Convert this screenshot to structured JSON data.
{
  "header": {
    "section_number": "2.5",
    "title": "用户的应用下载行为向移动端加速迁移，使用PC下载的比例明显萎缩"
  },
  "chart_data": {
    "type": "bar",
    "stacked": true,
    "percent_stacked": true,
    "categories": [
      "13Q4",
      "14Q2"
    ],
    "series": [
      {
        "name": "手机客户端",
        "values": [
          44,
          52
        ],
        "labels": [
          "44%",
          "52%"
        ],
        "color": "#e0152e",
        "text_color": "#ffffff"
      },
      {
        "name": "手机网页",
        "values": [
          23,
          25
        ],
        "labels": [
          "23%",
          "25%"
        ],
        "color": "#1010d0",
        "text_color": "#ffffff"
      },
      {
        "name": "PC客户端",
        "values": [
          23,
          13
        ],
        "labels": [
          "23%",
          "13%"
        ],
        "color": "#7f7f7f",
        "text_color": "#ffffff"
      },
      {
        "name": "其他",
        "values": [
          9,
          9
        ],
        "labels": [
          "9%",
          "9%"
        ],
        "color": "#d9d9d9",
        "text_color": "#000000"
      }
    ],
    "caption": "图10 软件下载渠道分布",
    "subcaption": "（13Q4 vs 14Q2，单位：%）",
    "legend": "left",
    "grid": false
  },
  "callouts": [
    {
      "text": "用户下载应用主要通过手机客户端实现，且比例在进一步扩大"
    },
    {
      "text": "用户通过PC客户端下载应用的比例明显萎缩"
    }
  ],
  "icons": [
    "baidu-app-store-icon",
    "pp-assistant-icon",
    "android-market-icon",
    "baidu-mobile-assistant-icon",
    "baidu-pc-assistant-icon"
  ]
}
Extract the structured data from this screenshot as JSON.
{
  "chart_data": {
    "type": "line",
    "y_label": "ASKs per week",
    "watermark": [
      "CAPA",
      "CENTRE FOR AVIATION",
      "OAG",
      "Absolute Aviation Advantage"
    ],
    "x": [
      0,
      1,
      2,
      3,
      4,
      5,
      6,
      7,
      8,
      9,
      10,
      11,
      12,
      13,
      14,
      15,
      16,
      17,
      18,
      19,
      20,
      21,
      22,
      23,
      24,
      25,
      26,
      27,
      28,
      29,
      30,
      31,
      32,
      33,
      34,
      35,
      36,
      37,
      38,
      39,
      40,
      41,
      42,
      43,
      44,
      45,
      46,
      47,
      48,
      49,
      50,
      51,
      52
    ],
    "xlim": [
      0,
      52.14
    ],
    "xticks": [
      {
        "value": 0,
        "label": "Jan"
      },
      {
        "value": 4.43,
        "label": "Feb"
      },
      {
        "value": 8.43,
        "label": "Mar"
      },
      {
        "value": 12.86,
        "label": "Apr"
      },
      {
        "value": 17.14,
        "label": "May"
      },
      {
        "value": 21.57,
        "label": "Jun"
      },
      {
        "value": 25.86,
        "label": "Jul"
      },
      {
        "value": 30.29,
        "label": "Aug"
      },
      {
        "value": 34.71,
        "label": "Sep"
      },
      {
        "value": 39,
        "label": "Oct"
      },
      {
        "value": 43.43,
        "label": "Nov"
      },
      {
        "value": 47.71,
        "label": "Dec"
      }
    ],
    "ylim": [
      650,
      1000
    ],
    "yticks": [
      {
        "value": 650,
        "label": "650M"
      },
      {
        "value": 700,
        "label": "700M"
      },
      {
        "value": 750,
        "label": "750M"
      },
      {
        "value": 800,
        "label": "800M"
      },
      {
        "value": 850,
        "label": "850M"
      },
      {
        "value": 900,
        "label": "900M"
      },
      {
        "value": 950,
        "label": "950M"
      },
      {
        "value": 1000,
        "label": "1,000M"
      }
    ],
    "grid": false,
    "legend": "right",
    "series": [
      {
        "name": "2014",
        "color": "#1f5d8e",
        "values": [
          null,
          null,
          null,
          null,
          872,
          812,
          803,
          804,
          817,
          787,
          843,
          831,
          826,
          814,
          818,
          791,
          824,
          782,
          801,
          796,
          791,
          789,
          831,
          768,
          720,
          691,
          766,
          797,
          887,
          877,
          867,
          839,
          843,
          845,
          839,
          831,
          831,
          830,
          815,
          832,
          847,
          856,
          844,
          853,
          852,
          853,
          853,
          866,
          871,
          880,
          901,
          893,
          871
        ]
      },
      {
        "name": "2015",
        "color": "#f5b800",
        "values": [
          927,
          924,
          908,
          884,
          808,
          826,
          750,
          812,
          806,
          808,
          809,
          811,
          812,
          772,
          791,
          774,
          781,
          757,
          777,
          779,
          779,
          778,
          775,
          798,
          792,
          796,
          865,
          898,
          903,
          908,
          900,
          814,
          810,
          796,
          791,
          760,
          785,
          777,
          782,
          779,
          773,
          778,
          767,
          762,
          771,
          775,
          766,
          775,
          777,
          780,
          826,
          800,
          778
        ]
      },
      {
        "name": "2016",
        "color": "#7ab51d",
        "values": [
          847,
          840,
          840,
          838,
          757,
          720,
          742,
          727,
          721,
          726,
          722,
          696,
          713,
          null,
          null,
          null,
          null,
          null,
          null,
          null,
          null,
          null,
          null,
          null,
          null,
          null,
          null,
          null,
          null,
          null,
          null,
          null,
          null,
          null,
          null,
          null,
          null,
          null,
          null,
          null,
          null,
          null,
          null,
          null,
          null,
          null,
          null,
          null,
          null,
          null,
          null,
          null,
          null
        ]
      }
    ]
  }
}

Required task →
Consider the entries above and return each line with the string "JSON".

Response to this task →
Convert this screenshot to structured JSON data.
Extract the structured data from this screenshot as JSON.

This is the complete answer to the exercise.